À faire ->
1. Relevez tous les noms propres (personnes, pays ou organismes) qui figurent dans l'extrait sur la transition écologique.
2. Recopiez sans aucune modification le passage de l'extrait sur la transition écologique qui va de « Christian de Perthuis » à « de chauffage notamment. ».

Extrait du texte ->

* * * * * * *

Christian de Perthuis
Dans la pratique, les expériences réussies de tarification environnementale sont celles qui trouvent le bon compromis. La Suède est ainsi parvenue à porter sa taxe carbone domestique au-delà de 100 euros la tonne de CO2 grâce à un consensus entre les différentes forces politiques et sociales du pays : elle a réussi à mener une transition énergétique presque totale, en matière de chauffage notamment.
CHANGEMENT DE CONDUITE
Repenser la gouvernance du secteur financier est fondamental pour permettre la transition écologique. Thomas Spencer précise : « Les investissements dans une économie bas-carbone sont assez lourds – en particulier quand il s’agit de financer de nouvelles infrastructures – il est donc important que les investisseurs aient de la visibilité au-delà du court terme. Pour permettre aux investisseurs de réallouer les flux financiers qu’ils contrôlent, il faut donner à chacun des acteurs des outils d’anticipation. S’ils ont de la visibilité sur les politiques, les innovations, les investisseurs et les entreprises auront la confiance nécessaire pour investir dans des projets durables. En ce moment, le Financial Stability Board travaille à l’harmonisation des reportings sur les risques climatiques que les entreprises cotées en bourse doivent fournir : il existe actuellement plus de 400 standards différents ! Or, cette information est primordiale pour les investisseurs financiers. »

* * * * * * *

(Enregistrements contenus dans un jeu de données)
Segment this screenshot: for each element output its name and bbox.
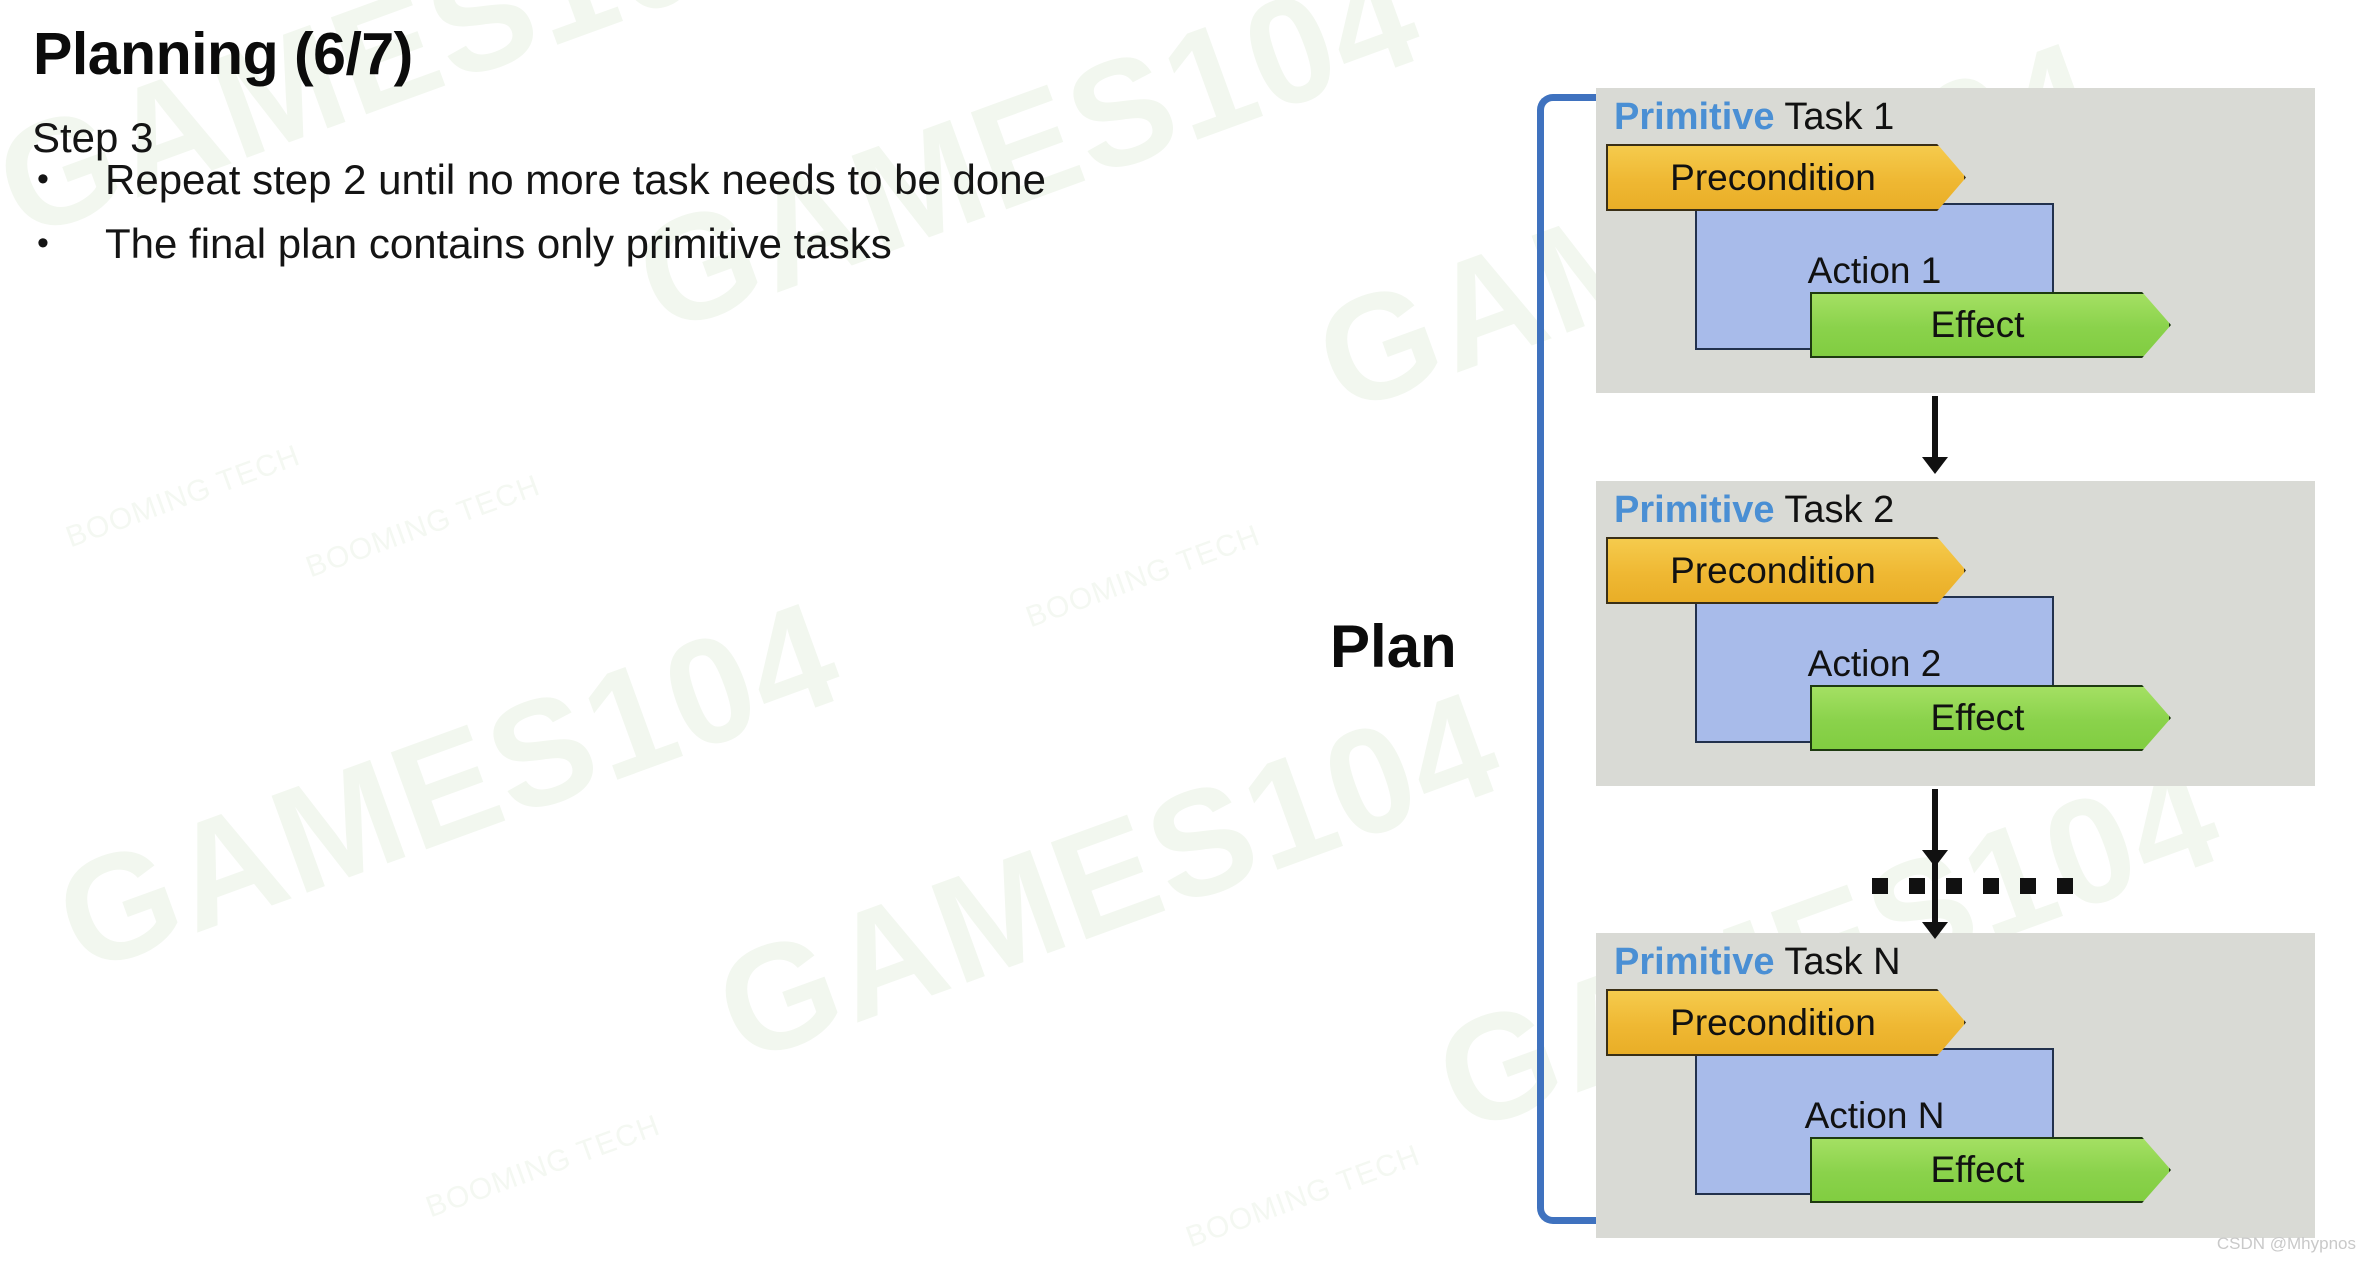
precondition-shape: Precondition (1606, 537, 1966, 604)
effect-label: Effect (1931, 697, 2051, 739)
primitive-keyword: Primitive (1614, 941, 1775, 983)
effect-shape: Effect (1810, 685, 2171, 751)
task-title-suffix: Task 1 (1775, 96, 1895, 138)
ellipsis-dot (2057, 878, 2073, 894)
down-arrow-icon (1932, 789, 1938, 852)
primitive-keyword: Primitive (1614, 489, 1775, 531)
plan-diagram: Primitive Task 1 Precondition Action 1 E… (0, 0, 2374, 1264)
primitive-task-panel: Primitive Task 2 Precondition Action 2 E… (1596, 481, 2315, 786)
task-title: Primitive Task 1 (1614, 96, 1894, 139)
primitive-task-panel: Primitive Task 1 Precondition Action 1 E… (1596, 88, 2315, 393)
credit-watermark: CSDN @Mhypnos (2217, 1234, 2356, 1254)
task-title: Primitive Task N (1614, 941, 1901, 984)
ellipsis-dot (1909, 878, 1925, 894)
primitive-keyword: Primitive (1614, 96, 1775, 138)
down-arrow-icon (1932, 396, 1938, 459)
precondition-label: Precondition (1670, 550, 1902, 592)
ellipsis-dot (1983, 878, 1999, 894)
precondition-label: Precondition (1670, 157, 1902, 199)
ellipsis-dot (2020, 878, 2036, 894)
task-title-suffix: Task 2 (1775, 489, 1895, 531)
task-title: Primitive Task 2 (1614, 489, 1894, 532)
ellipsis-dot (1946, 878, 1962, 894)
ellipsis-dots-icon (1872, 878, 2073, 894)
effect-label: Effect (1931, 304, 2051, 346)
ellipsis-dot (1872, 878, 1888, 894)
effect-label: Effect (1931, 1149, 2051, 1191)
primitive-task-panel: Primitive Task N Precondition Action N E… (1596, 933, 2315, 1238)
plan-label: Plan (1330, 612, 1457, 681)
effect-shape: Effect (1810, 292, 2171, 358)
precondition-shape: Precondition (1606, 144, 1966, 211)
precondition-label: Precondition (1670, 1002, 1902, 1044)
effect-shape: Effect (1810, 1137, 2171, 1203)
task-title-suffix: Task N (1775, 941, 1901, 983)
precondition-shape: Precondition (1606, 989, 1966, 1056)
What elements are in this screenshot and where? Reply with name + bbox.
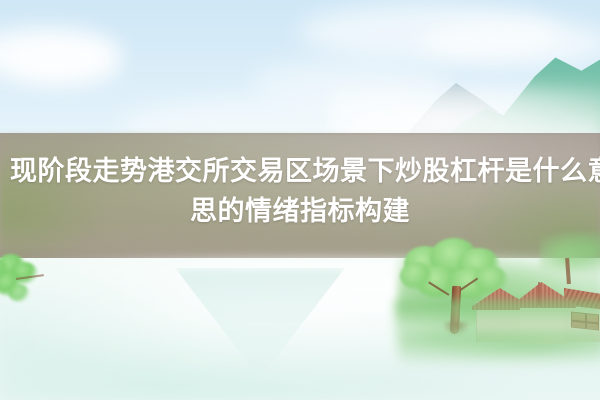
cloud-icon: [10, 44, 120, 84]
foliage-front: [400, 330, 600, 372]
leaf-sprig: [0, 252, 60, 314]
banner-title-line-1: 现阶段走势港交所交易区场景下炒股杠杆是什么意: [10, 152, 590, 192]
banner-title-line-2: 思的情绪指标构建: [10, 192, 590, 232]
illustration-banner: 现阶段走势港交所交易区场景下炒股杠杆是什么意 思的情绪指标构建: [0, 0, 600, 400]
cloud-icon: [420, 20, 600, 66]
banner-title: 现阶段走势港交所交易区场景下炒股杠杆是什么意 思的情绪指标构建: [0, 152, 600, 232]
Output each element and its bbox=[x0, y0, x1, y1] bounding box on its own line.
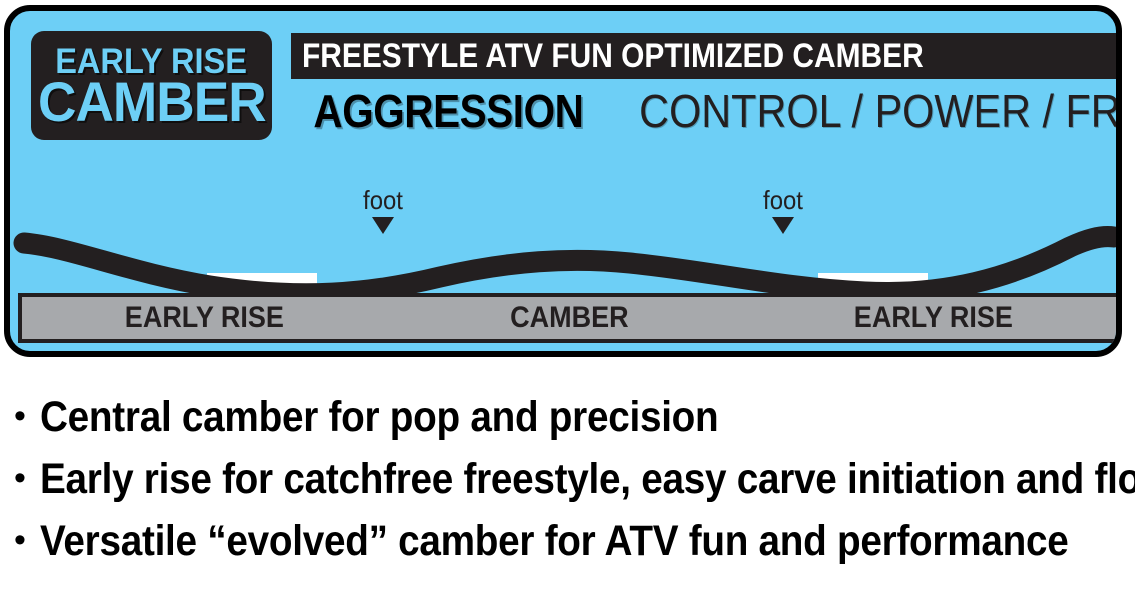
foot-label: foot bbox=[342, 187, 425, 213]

* * * * * * *

Résultats finaux ->
1.
- Christian de Perthuis
- Suède
- Thomas Spencer
- Financial Stability Board

2.
Christian de Perthuis
Dans la pratique, les expériences réussies de tarification environnementale sont celles qui trouvent le bon compromis. La Suède est ainsi parvenue à porter sa taxe carbone domestique au-delà de 100 euros la tonne de CO2 grâce à un consensus entre les différentes forces politiques et sociales du pays : elle a réussi à mener une transition énergétique presque totale, en matière de chauffage notamment.